Check every line below for the word "this" and copy each one that has it.
....................
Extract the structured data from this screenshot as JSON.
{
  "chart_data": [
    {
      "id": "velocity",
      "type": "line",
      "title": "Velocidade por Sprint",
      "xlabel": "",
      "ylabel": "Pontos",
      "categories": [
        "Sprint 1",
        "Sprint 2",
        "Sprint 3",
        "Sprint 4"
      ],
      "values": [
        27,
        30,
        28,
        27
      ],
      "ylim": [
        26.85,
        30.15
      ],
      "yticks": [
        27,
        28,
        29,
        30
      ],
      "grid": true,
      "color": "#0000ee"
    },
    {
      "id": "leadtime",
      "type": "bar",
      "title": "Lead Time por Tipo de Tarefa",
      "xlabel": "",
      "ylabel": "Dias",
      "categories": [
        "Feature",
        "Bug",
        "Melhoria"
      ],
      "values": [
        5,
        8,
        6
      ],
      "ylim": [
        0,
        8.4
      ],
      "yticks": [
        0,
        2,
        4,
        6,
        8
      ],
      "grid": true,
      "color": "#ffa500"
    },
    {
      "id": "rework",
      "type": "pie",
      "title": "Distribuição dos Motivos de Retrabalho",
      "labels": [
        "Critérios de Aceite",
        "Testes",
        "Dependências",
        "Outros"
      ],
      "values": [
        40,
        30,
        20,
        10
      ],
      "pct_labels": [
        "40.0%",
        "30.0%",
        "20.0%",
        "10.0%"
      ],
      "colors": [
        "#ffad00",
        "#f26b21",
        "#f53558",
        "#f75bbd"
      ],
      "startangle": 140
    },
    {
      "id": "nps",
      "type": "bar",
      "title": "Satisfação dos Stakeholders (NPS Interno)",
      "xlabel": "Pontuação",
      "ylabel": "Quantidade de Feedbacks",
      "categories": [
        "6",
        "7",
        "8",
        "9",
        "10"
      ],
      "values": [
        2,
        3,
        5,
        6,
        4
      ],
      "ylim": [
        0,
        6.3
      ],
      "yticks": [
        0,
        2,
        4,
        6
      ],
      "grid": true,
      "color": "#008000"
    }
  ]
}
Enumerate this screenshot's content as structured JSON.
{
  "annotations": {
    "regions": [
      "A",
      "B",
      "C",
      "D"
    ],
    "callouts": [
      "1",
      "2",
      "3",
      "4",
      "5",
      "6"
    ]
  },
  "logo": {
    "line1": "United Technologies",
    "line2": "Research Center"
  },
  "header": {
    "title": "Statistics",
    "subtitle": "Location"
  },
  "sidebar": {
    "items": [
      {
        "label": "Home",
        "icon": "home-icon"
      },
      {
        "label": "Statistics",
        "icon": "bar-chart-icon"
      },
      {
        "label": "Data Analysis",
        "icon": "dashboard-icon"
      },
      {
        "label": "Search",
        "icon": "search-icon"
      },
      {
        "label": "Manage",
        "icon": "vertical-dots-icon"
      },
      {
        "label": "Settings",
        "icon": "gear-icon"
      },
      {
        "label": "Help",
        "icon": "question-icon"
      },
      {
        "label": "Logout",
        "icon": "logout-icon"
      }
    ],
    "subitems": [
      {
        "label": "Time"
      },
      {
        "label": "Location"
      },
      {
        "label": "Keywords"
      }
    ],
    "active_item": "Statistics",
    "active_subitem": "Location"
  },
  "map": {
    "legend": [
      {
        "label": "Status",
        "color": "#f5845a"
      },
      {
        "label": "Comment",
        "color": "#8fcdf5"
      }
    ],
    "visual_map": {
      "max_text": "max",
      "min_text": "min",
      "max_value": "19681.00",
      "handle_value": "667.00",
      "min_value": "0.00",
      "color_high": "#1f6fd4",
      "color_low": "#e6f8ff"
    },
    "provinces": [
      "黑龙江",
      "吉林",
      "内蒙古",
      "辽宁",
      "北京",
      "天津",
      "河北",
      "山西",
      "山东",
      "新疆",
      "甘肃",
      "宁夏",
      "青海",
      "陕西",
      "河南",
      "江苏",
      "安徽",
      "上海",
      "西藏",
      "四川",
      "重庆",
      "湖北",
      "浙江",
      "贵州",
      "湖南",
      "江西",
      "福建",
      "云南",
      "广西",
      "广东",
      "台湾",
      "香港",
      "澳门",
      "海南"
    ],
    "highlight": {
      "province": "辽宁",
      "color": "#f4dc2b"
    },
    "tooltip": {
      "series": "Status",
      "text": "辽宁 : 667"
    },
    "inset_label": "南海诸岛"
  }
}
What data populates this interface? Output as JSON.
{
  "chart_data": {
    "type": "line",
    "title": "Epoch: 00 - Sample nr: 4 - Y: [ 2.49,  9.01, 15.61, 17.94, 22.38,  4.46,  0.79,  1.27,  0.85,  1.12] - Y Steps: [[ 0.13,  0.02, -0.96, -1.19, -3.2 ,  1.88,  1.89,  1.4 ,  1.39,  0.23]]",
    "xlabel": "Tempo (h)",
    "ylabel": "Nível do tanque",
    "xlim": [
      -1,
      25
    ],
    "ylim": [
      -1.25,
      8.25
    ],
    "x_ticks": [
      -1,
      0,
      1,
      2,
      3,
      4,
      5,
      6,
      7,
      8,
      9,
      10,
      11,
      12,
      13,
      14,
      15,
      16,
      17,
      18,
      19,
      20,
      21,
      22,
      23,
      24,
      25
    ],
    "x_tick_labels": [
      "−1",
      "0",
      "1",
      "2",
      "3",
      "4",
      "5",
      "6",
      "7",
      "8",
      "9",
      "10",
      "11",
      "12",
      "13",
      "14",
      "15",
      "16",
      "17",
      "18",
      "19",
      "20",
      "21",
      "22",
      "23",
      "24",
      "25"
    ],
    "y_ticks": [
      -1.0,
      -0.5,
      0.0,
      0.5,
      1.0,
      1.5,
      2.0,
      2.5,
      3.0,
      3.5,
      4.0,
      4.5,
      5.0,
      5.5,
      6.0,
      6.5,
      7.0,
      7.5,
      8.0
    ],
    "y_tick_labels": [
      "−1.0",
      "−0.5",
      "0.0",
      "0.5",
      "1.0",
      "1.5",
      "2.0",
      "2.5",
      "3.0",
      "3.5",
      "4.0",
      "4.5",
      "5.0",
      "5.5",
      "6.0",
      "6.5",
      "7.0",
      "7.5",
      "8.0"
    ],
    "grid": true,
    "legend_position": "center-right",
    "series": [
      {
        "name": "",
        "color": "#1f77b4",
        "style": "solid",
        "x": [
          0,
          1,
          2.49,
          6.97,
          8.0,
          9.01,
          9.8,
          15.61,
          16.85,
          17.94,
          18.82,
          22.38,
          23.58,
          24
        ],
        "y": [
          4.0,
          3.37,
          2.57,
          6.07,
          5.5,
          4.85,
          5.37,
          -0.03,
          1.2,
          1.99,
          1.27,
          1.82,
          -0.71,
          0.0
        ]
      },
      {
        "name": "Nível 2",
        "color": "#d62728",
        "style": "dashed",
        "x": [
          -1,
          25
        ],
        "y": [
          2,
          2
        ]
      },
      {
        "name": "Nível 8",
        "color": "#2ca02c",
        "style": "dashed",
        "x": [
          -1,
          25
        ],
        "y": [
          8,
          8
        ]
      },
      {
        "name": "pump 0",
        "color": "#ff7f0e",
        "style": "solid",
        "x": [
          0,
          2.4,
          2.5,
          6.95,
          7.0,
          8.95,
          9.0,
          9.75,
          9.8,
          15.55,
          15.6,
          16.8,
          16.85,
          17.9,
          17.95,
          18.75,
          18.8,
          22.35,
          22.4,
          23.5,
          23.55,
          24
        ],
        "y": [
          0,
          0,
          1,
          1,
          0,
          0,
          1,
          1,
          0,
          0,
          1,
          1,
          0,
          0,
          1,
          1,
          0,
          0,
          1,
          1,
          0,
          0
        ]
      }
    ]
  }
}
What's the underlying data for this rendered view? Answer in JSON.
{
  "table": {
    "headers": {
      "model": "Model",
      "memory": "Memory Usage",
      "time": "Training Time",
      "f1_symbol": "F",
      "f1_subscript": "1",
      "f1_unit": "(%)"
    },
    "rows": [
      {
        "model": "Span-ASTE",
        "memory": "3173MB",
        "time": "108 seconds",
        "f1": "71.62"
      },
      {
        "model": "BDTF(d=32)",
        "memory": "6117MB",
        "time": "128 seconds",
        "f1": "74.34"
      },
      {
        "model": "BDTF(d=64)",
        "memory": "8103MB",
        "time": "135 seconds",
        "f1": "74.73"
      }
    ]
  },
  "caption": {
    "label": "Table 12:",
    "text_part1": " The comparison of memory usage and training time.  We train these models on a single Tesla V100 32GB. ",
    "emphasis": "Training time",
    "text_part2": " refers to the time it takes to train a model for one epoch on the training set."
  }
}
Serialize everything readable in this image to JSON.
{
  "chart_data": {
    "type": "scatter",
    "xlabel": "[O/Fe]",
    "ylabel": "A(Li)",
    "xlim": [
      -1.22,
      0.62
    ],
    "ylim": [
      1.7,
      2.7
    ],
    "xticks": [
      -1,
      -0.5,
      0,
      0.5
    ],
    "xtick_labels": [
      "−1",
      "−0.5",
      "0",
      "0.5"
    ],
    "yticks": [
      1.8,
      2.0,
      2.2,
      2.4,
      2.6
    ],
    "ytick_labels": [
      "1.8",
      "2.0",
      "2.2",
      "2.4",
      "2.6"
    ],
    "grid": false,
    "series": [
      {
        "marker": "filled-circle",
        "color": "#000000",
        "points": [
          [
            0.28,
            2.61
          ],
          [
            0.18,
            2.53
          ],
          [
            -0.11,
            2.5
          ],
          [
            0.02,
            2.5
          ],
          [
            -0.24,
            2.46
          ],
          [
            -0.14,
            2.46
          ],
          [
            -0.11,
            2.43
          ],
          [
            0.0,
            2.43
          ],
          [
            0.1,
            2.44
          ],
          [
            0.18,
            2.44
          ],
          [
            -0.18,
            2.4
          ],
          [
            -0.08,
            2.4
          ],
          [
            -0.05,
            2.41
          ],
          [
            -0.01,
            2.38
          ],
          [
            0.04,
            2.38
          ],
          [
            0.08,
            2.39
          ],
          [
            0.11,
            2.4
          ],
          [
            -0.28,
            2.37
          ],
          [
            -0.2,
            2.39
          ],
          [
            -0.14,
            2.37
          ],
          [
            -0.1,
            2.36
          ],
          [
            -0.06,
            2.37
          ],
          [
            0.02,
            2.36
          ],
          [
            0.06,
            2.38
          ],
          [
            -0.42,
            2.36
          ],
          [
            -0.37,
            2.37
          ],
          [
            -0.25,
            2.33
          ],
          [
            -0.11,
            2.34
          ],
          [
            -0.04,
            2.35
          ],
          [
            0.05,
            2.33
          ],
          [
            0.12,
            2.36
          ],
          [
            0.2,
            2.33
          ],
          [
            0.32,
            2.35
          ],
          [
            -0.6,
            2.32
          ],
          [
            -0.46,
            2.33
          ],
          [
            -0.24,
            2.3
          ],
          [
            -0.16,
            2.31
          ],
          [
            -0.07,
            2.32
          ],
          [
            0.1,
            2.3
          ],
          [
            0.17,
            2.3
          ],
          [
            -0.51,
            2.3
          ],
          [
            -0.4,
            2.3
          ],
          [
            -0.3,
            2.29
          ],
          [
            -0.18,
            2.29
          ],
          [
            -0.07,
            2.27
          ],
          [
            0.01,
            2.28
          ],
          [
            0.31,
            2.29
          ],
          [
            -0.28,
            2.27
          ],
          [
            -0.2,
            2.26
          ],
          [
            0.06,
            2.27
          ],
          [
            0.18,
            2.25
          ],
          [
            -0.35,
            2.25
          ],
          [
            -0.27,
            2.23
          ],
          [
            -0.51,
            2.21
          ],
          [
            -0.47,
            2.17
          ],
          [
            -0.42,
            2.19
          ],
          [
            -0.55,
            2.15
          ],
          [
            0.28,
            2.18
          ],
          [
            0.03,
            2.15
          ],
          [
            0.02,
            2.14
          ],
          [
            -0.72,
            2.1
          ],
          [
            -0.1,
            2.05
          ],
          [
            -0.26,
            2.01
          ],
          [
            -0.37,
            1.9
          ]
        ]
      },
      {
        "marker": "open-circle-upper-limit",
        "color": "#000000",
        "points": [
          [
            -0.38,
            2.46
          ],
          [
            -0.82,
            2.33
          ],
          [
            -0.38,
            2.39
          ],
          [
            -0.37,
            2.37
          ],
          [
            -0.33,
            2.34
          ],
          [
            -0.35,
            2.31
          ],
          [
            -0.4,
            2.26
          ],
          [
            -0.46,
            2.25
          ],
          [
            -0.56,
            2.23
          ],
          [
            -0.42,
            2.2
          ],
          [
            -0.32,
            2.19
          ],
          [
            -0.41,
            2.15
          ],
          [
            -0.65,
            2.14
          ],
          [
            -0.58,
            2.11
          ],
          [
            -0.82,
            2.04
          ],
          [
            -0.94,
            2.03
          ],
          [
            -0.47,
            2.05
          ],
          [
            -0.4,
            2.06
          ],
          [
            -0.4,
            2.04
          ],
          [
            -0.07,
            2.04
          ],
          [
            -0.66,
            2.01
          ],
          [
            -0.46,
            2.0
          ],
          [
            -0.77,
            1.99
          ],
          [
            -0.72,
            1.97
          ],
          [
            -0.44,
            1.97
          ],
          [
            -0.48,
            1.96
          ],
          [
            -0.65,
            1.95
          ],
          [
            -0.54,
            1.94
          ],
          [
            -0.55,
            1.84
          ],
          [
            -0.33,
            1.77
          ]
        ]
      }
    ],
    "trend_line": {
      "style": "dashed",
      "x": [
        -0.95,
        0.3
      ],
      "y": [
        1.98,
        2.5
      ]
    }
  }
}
....................
> Solved problem
Extract the structured data from this screenshot as JSON.
Enumerate this screenshot's content as structured JSON.
What data populates this interface? Output as JSON.
What's the underlying data for this rendered view? Answer in JSON.
Serialize everything readable in this image to JSON.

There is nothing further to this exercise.